== Problem details ==
Convert every line of the listing below into a numbered list, omitting blank lines and leaving the pictures out of the answer.

== Records for processing ==
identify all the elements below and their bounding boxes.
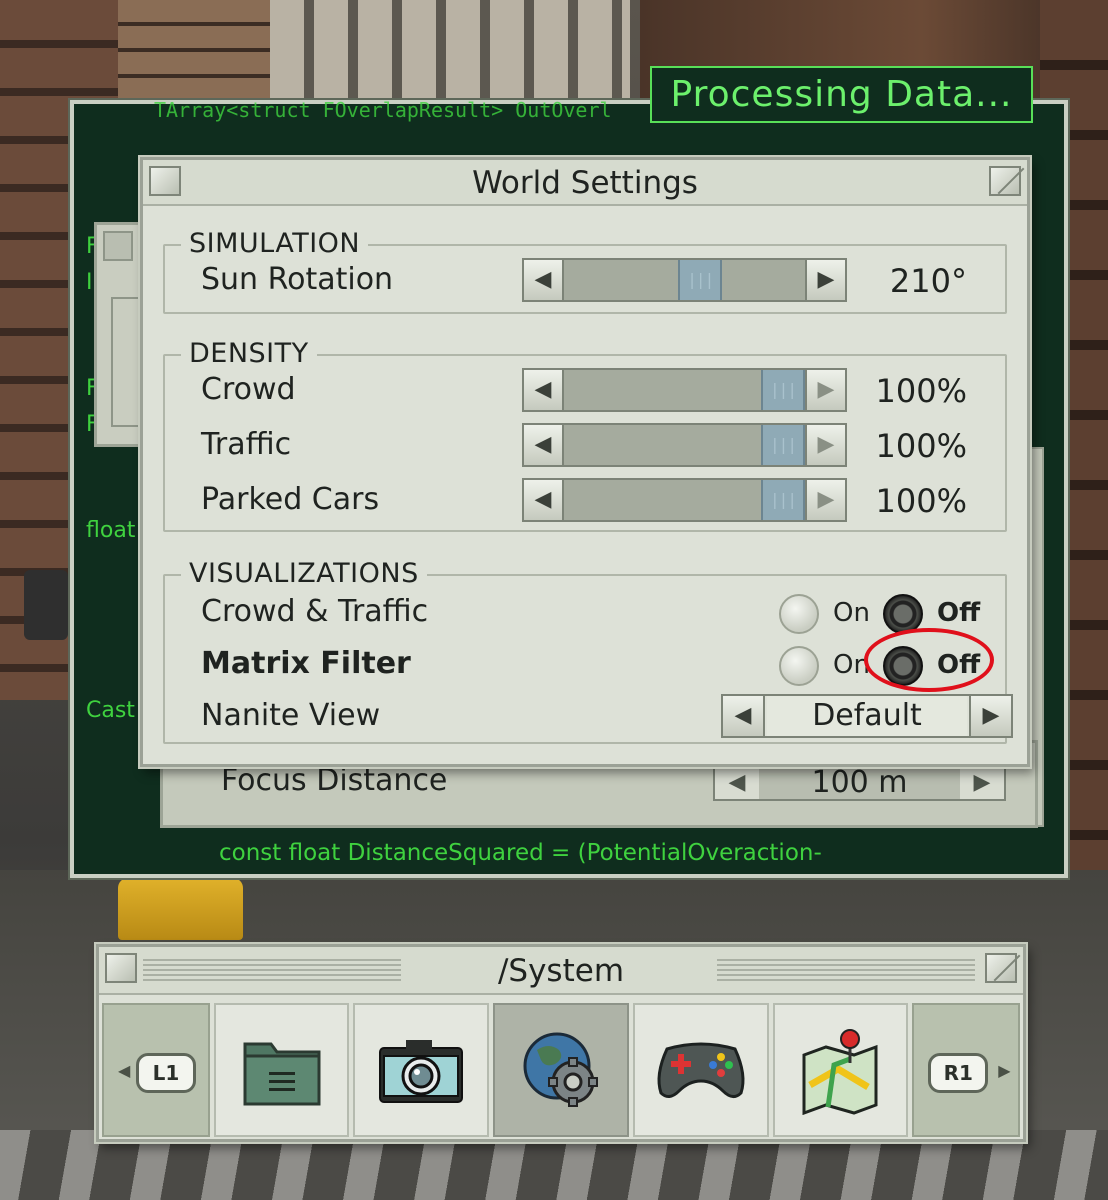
system-dock-window: /System ◀ L1 R1 ▶ [96,944,1026,1142]
arrow-right-icon[interactable]: ▶ [960,767,1004,799]
visualizations-section-label: VISUALIZATIONS [181,558,427,589]
dock-right-shoulder[interactable]: R1 ▶ [912,1003,1021,1137]
simulation-section-label: SIMULATION [181,228,369,259]
parked-cars-label: Parked Cars [201,482,380,517]
density-group: DENSITY Crowd ◀ ||| ▶ 100% Traffic ◀ |||… [163,338,1007,532]
slider-thumb[interactable]: ||| [678,260,723,300]
parked-car [24,570,68,640]
matrix-filter-on-radio[interactable] [779,646,819,686]
nanite-view-label: Nanite View [201,698,381,733]
crowd-label: Crowd [201,372,296,407]
slider-track[interactable]: ||| [564,480,805,520]
taxi-car [118,878,243,940]
arrow-left-icon[interactable]: ◀ [715,767,759,799]
chevron-right-icon: ▶ [998,1061,1011,1080]
dock-tile-controller[interactable] [632,1003,769,1137]
focus-distance-label: Focus Distance [221,763,448,798]
dock-tile-files[interactable] [213,1003,350,1137]
console-code-fragment: float [86,518,136,543]
simulation-group: SIMULATION Sun Rotation ◀ ||| ▶ 210° [163,228,1007,314]
slider-thumb[interactable]: ||| [761,480,805,520]
arrow-left-icon[interactable]: ◀ [524,370,564,410]
window-title: World Settings [472,165,698,201]
map-icon [802,1029,878,1115]
dock-left-shoulder[interactable]: ◀ L1 [102,1003,210,1137]
gamepad-icon [657,1042,745,1098]
titlebar-grooves [717,959,975,981]
nanite-view-value: Default [767,696,967,736]
panel-close-box [103,231,133,261]
focus-distance-stepper[interactable]: ◀ 100 m ▶ [713,765,1006,801]
background-building [270,0,630,100]
system-dock: ◀ L1 R1 ▶ [102,1003,1021,1137]
focus-distance-value: 100 m [811,765,908,800]
parked-cars-value: 100% [875,482,967,520]
arrow-left-icon[interactable]: ◀ [524,260,564,300]
traffic-label: Traffic [201,427,292,462]
console-code-fragment: Cast [86,698,135,723]
highlight-annotation-circle [864,628,994,692]
slider-track[interactable]: ||| [564,260,805,300]
window-titlebar[interactable]: /System [99,947,1023,995]
console-code-line: TArray<struct FOverlapResult> OutOverl [154,98,612,122]
arrow-left-icon[interactable]: ◀ [524,425,564,465]
sun-rotation-slider[interactable]: ◀ ||| ▶ [522,258,847,302]
console-code-line: const float DistanceSquared = (Potential… [219,840,822,866]
crowd-density-slider[interactable]: ◀ ||| ▶ [522,368,847,412]
background-building [118,0,273,100]
arrow-left-icon[interactable]: ◀ [524,480,564,520]
slider-track[interactable]: ||| [564,425,805,465]
window-titlebar[interactable]: World Settings [143,160,1027,206]
panel-inner-frame [111,297,141,427]
crowd-traffic-on-radio[interactable] [779,594,819,634]
slider-thumb[interactable]: ||| [761,370,805,410]
sun-rotation-value: 210° [889,262,967,300]
processing-status-banner: Processing Data... [650,66,1033,123]
arrow-left-icon[interactable]: ◀ [723,696,765,736]
matrix-filter-label: Matrix Filter [201,646,411,681]
world-settings-icon [523,1032,599,1107]
traffic-density-slider[interactable]: ◀ ||| ▶ [522,423,847,467]
crowd-traffic-on-label[interactable]: On [833,598,870,628]
crowd-value: 100% [875,372,967,410]
zoom-box-button[interactable] [985,953,1017,983]
density-section-label: DENSITY [181,338,317,369]
dock-tile-map[interactable] [772,1003,909,1137]
folder-icon [243,1042,321,1106]
slider-thumb[interactable]: ||| [761,425,805,465]
r1-button[interactable]: R1 [928,1053,989,1093]
arrow-right-icon[interactable]: ▶ [969,696,1011,736]
traffic-value: 100% [875,427,967,465]
zoom-box-button[interactable] [989,166,1021,196]
l1-button[interactable]: L1 [136,1053,196,1093]
slider-track[interactable]: ||| [564,370,805,410]
dock-tile-camera[interactable] [353,1003,490,1137]
parked-cars-slider[interactable]: ◀ ||| ▶ [522,478,847,522]
camera-icon [379,1040,464,1103]
nanite-view-stepper[interactable]: ◀ Default ▶ [721,694,1013,738]
sun-rotation-label: Sun Rotation [201,262,394,297]
chevron-left-icon: ◀ [118,1061,131,1080]
dock-tile-world-settings[interactable] [493,1003,629,1137]
crowd-traffic-label: Crowd & Traffic [201,594,429,629]
crowd-traffic-off-label[interactable]: Off [937,598,980,628]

== Full output ==
1. identify all the elements below and their bounding boxes.
2. system-dock-window: /System ◀ L1 R1 ▶ [96,944,1026,1142]
3. arrow-right-icon[interactable]: ▶ [960,767,1004,799]
4. visualizations-section-label: VISUALIZATIONS [181,558,427,589]
5. dock-right-shoulder[interactable]: R1 ▶ [912,1003,1021,1137]
6. simulation-section-label: SIMULATION [181,228,369,259]
7. parked-cars-label: Parked Cars [201,482,380,517]
8. density-group: DENSITY Crowd ◀ ||| ▶ 100% Traffic ◀ |||… [163,338,1007,532]
9. slider-thumb[interactable]: ||| [678,260,723,300]
10. parked-car [24,570,68,640]
11. matrix-filter-on-radio[interactable] [779,646,819,686]
12. nanite-view-label: Nanite View [201,698,381,733]
13. crowd-label: Crowd [201,372,296,407]
14. slider-track[interactable]: ||| [564,480,805,520]
15. taxi-car [118,878,243,940]
16. arrow-left-icon[interactable]: ◀ [715,767,759,799]
17. chevron-right-icon: ▶ [998,1061,1011,1080]
18. dock-tile-controller[interactable] [632,1003,769,1137]
19. focus-distance-label: Focus Distance [221,763,448,798]
20. dock-tile-files[interactable] [213,1003,350,1137]
21. console-code-fragment: float [86,518,136,543]
22. simulation-group: SIMULATION Sun Rotation ◀ ||| ▶ 210° [163,228,1007,314]
23. slider-thumb[interactable]: ||| [761,480,805,520]
24. arrow-left-icon[interactable]: ◀ [524,370,564,410]
25. window-title: World Settings [472,165,698,201]
26. map-icon [802,1029,878,1115]
27. dock-left-shoulder[interactable]: ◀ L1 [102,1003,210,1137]
28. gamepad-icon [657,1042,745,1098]
29. titlebar-grooves [717,959,975,981]
30. nanite-view-value: Default [767,696,967,736]
31. panel-close-box [103,231,133,261]
32. focus-distance-stepper[interactable]: ◀ 100 m ▶ [713,765,1006,801]
33. background-building [270,0,630,100]
34. system-dock: ◀ L1 R1 ▶ [102,1003,1021,1137]
35. focus-distance-value: 100 m [811,765,908,800]
36. parked-cars-value: 100% [875,482,967,520]
37. arrow-left-icon[interactable]: ◀ [524,260,564,300]
38. traffic-label: Traffic [201,427,292,462]
39. console-code-fragment: Cast [86,698,135,723]
40. highlight-annotation-circle [864,628,994,692]
41. slider-track[interactable]: ||| [564,260,805,300]
42. window-titlebar[interactable]: /System [99,947,1023,995]
43. console-code-line: TArray<struct FOverlapResult> OutOverl [154,98,612,122]
44. arrow-left-icon[interactable]: ◀ [524,425,564,465]
45. sun-rotation-slider[interactable]: ◀ ||| ▶ [522,258,847,302]
46. console-code-line: const float DistanceSquared = (Potential… [219,840,822,866]
47. crowd-density-slider[interactable]: ◀ ||| ▶ [522,368,847,412]
48. background-building [118,0,273,100]
49. arrow-left-icon[interactable]: ◀ [524,480,564,520]
50. slider-track[interactable]: ||| [564,425,805,465]
51. window-titlebar[interactable]: World Settings [143,160,1027,206]
52. panel-inner-frame [111,297,141,427]
53. crowd-traffic-on-radio[interactable] [779,594,819,634]
54. slider-thumb[interactable]: ||| [761,370,805,410]
55. sun-rotation-value: 210° [889,262,967,300]
56. processing-status-banner: Processing Data... [650,66,1033,123]
57. arrow-left-icon[interactable]: ◀ [723,696,765,736]
58. matrix-filter-label: Matrix Filter [201,646,411,681]
59. world-settings-icon [523,1032,599,1107]
60. traffic-density-slider[interactable]: ◀ ||| ▶ [522,423,847,467]
61. crowd-traffic-on-label[interactable]: On [833,598,870,628]
62. crowd-value: 100% [875,372,967,410]
63. zoom-box-button[interactable] [985,953,1017,983]
64. density-section-label: DENSITY [181,338,317,369]
65. dock-tile-map[interactable] [772,1003,909,1137]
66. folder-icon [243,1042,321,1106]
67. slider-thumb[interactable]: ||| [761,425,805,465]
68. r1-button[interactable]: R1 [928,1053,989,1093]
69. arrow-right-icon[interactable]: ▶ [969,696,1011,736]
70. traffic-value: 100% [875,427,967,465]
71. zoom-box-button[interactable] [989,166,1021,196]
72. l1-button[interactable]: L1 [136,1053,196,1093]
73. slider-track[interactable]: ||| [564,370,805,410]
74. dock-tile-camera[interactable] [353,1003,490,1137]
75. parked-cars-slider[interactable]: ◀ ||| ▶ [522,478,847,522]
76. camera-icon [379,1040,464,1103]
77. nanite-view-stepper[interactable]: ◀ Default ▶ [721,694,1013,738]
78. sun-rotation-label: Sun Rotation [201,262,394,297]
79. chevron-left-icon: ◀ [118,1061,131,1080]
80. dock-tile-world-settings[interactable] [493,1003,629,1137]
81. crowd-traffic-label: Crowd & Traffic [201,594,429,629]
82. crowd-traffic-off-label[interactable]: Off [937,598,980,628]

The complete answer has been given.